Layout coordinate data
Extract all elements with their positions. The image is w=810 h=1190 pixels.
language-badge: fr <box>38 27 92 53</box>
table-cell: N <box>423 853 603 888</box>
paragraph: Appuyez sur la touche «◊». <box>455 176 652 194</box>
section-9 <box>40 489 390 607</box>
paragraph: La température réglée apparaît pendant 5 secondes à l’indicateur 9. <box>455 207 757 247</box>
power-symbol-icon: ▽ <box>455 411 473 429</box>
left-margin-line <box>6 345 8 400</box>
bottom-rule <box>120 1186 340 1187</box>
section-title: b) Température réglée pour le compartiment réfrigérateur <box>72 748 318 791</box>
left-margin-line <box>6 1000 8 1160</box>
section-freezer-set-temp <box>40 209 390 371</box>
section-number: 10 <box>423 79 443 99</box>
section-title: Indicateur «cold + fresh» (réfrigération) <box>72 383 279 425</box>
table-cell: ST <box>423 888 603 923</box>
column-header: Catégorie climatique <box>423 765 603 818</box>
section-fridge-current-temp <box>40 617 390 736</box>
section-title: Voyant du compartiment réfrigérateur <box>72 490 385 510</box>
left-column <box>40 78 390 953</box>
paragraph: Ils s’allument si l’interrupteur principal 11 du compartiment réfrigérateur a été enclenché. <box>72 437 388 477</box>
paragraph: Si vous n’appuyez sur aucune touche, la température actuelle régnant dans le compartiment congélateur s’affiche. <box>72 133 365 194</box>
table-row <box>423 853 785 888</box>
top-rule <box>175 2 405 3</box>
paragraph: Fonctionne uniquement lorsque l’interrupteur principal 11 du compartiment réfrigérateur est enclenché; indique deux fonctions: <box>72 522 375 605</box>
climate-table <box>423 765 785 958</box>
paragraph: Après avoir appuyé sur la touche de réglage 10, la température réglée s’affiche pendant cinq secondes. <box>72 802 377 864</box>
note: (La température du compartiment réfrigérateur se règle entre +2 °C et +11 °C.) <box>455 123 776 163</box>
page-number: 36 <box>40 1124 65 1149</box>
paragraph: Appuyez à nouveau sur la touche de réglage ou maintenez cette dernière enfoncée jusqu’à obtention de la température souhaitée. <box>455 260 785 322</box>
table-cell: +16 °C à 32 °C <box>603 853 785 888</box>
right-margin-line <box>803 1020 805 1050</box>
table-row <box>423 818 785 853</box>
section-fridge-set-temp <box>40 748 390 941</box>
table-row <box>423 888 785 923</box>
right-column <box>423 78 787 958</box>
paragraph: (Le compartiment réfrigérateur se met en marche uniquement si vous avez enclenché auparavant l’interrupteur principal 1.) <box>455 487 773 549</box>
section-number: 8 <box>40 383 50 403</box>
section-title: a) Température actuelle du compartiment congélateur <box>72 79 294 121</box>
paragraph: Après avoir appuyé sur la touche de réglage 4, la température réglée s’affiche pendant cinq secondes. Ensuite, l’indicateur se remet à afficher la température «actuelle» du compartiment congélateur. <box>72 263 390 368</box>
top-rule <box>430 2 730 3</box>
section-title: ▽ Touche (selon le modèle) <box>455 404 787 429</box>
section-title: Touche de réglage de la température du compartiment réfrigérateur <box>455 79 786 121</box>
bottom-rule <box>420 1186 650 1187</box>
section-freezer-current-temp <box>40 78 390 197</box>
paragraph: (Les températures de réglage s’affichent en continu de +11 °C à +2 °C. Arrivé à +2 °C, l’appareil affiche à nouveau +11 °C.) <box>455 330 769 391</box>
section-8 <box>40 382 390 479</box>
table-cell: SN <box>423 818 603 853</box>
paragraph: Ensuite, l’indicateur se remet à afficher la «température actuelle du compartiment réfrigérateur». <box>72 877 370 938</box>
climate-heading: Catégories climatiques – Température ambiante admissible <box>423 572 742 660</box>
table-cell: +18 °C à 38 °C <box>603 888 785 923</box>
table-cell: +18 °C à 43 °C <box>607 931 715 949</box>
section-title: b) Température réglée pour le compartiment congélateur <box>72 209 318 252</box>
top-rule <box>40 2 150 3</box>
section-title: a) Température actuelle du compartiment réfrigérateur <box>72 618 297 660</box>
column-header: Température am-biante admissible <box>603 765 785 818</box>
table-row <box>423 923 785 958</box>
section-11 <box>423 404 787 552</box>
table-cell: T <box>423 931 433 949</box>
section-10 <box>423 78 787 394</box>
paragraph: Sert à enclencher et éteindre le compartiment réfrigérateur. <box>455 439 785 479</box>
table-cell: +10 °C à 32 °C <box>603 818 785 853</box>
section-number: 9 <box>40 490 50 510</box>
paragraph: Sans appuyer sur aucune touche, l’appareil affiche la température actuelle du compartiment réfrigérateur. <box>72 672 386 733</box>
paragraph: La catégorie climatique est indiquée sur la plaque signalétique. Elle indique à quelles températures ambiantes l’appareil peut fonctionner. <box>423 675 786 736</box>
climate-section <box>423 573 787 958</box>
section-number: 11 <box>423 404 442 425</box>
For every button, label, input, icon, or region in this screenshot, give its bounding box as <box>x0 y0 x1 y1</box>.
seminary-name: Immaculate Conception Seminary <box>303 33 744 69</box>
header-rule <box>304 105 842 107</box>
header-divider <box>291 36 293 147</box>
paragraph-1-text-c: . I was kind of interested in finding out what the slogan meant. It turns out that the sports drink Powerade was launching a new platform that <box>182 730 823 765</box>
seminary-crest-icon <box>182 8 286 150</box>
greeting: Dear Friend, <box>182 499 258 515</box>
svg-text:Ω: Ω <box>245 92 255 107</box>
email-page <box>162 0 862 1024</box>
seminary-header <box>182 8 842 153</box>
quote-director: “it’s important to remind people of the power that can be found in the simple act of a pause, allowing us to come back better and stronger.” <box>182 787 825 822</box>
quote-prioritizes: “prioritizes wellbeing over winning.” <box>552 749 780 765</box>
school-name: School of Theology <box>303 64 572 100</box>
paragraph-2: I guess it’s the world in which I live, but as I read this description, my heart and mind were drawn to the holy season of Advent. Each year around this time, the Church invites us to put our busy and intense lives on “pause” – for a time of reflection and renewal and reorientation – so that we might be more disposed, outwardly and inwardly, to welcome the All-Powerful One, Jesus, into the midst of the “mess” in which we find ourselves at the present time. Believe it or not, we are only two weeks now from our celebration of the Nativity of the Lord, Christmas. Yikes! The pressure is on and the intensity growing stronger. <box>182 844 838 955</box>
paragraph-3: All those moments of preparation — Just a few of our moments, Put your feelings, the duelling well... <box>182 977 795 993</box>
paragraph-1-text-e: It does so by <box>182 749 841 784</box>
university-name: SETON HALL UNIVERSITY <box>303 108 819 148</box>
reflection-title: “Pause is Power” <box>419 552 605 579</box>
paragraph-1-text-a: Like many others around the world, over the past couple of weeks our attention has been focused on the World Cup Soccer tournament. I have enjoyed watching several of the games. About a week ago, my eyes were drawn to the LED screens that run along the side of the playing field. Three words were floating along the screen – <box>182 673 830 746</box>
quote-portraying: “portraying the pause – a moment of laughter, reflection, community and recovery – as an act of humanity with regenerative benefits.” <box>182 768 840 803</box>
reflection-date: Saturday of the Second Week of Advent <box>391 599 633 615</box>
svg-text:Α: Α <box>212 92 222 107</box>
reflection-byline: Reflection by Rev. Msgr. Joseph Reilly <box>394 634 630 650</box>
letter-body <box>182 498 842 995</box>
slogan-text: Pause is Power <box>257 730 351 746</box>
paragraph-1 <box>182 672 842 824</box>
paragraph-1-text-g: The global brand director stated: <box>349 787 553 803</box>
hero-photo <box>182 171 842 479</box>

To be done: Reproduce every line of the entries above verbatim.

Result of this task:
Extract all elements with their positions. The image is w=810 h=1190 pixels.
language-badge: fr <box>38 27 92 53</box>
table-cell: N <box>423 853 603 888</box>
paragraph: Appuyez sur la touche «◊». <box>455 176 652 194</box>
section-9 <box>40 489 390 607</box>
paragraph: La température réglée apparaît pendant 5 secondes à l’indicateur 9. <box>455 207 757 247</box>
power-symbol-icon: ▽ <box>455 411 473 429</box>
left-margin-line <box>6 345 8 400</box>
bottom-rule <box>120 1186 340 1187</box>
section-title: b) Température réglée pour le compartiment réfrigérateur <box>72 748 318 791</box>
left-margin-line <box>6 1000 8 1160</box>
section-freezer-set-temp <box>40 209 390 371</box>
section-number: 10 <box>423 79 443 99</box>
section-title: Indicateur «cold + fresh» (réfrigération) <box>72 383 279 425</box>
table-cell: ST <box>423 888 603 923</box>
column-header: Catégorie climatique <box>423 765 603 818</box>
section-fridge-current-temp <box>40 617 390 736</box>
section-title: Voyant du compartiment réfrigérateur <box>72 490 385 510</box>
left-column <box>40 78 390 953</box>
paragraph: Ils s’allument si l’interrupteur principal 11 du compartiment réfrigérateur a été enclenché. <box>72 437 388 477</box>
paragraph: Si vous n’appuyez sur aucune touche, la température actuelle régnant dans le compartiment congélateur s’affiche. <box>72 133 365 194</box>
table-row <box>423 853 785 888</box>
top-rule <box>175 2 405 3</box>
paragraph: Fonctionne uniquement lorsque l’interrupteur principal 11 du compartiment réfrigérateur est enclenché; indique deux fonctions: <box>72 522 375 605</box>
climate-table <box>423 765 785 958</box>
paragraph: Après avoir appuyé sur la touche de réglage 10, la température réglée s’affiche pendant cinq secondes. <box>72 802 377 864</box>
note: (La température du compartiment réfrigérateur se règle entre +2 °C et +11 °C.) <box>455 123 776 163</box>
page-number: 36 <box>40 1124 65 1149</box>
paragraph: Appuyez à nouveau sur la touche de réglage ou maintenez cette dernière enfoncée jusqu’à obtention de la température souhaitée. <box>455 260 785 322</box>
table-cell: +16 °C à 32 °C <box>603 853 785 888</box>
right-margin-line <box>803 1020 805 1050</box>
table-row <box>423 818 785 853</box>
section-fridge-set-temp <box>40 748 390 941</box>
table-row <box>423 888 785 923</box>
right-column <box>423 78 787 958</box>
paragraph: (Le compartiment réfrigérateur se met en marche uniquement si vous avez enclenché auparavant l’interrupteur principal 1.) <box>455 487 773 549</box>
section-number: 8 <box>40 383 50 403</box>
section-title: a) Température actuelle du compartiment congélateur <box>72 79 294 121</box>
paragraph: Après avoir appuyé sur la touche de réglage 4, la température réglée s’affiche pendant cinq secondes. Ensuite, l’indicateur se remet à afficher la température «actuelle» du compartiment congélateur. <box>72 263 390 368</box>
top-rule <box>430 2 730 3</box>
section-title: ▽ Touche (selon le modèle) <box>455 404 787 429</box>
section-title: Touche de réglage de la température du compartiment réfrigérateur <box>455 79 786 121</box>
bottom-rule <box>420 1186 650 1187</box>
section-freezer-current-temp <box>40 78 390 197</box>
paragraph: (Les températures de réglage s’affichent en continu de +11 °C à +2 °C. Arrivé à +2 °C, l’appareil affiche à nouveau +11 °C.) <box>455 330 769 391</box>
section-8 <box>40 382 390 479</box>
table-cell: SN <box>423 818 603 853</box>
paragraph: Ensuite, l’indicateur se remet à afficher la «température actuelle du compartiment réfrigérateur». <box>72 877 370 938</box>
climate-heading: Catégories climatiques – Température ambiante admissible <box>423 572 742 660</box>
table-cell: +18 °C à 38 °C <box>603 888 785 923</box>
table-cell: +18 °C à 43 °C <box>607 931 715 949</box>
section-title: b) Température réglée pour le compartiment congélateur <box>72 209 318 252</box>
top-rule <box>40 2 150 3</box>
section-title: a) Température actuelle du compartiment réfrigérateur <box>72 618 297 660</box>
column-header: Température am-biante admissible <box>603 765 785 818</box>
table-row <box>423 923 785 958</box>
section-11 <box>423 404 787 552</box>
table-cell: T <box>423 931 433 949</box>
section-10 <box>423 78 787 394</box>
paragraph: Sert à enclencher et éteindre le compartiment réfrigérateur. <box>455 439 785 479</box>
table-cell: +10 °C à 32 °C <box>603 818 785 853</box>
section-number: 9 <box>40 490 50 510</box>
paragraph: Sans appuyer sur aucune touche, l’appareil affiche la température actuelle du compartiment réfrigérateur. <box>72 672 386 733</box>
paragraph: La catégorie climatique est indiquée sur la plaque signalétique. Elle indique à quelles températures ambiantes l’appareil peut fonctionner. <box>423 675 786 736</box>
climate-section <box>423 573 787 958</box>
section-number: 11 <box>423 404 442 425</box>
For every button, label, input, icon, or region in this screenshot, give its bounding box as <box>x0 y0 x1 y1</box>.
seminary-name: Immaculate Conception Seminary <box>303 33 744 69</box>
header-rule <box>304 105 842 107</box>
header-divider <box>291 36 293 147</box>
paragraph-1-text-c: . I was kind of interested in finding out what the slogan meant. It turns out that the sports drink Powerade was launching a new platform that <box>182 730 823 765</box>
seminary-crest-icon <box>182 8 286 150</box>
greeting: Dear Friend, <box>182 499 258 515</box>
svg-text:Ω: Ω <box>245 92 255 107</box>
email-page <box>162 0 862 1024</box>
seminary-header <box>182 8 842 153</box>
quote-director: “it’s important to remind people of the power that can be found in the simple act of a pause, allowing us to come back better and stronger.” <box>182 787 825 822</box>
quote-prioritizes: “prioritizes wellbeing over winning.” <box>552 749 780 765</box>
school-name: School of Theology <box>303 64 572 100</box>
paragraph-2: I guess it’s the world in which I live, but as I read this description, my heart and mind were drawn to the holy season of Advent. Each year around this time, the Church invites us to put our busy and intense lives on “pause” – for a time of reflection and renewal and reorientation – so that we might be more disposed, outwardly and inwardly, to welcome the All-Powerful One, Jesus, into the midst of the “mess” in which we find ourselves at the present time. Believe it or not, we are only two weeks now from our celebration of the Nativity of the Lord, Christmas. Yikes! The pressure is on and the intensity growing stronger. <box>182 844 838 955</box>
paragraph-3: All those moments of preparation — Just a few of our moments, Put your feelings, the duelling well... <box>182 977 795 993</box>
paragraph-1-text-e: It does so by <box>182 749 841 784</box>
university-name: SETON HALL UNIVERSITY <box>303 108 819 148</box>
reflection-title: “Pause is Power” <box>419 552 605 579</box>
paragraph-1-text-a: Like many others around the world, over the past couple of weeks our attention has been focused on the World Cup Soccer tournament. I have enjoyed watching several of the games. About a week ago, my eyes were drawn to the LED screens that run along the side of the playing field. Three words were floating along the screen – <box>182 673 830 746</box>
quote-portraying: “portraying the pause – a moment of laughter, reflection, community and recovery – as an act of humanity with regenerative benefits.” <box>182 768 840 803</box>
reflection-date: Saturday of the Second Week of Advent <box>391 599 633 615</box>
svg-text:Α: Α <box>212 92 222 107</box>
reflection-byline: Reflection by Rev. Msgr. Joseph Reilly <box>394 634 630 650</box>
letter-body <box>182 498 842 995</box>
slogan-text: Pause is Power <box>257 730 351 746</box>
paragraph-1 <box>182 672 842 824</box>
paragraph-1-text-g: The global brand director stated: <box>349 787 553 803</box>
hero-photo <box>182 171 842 479</box>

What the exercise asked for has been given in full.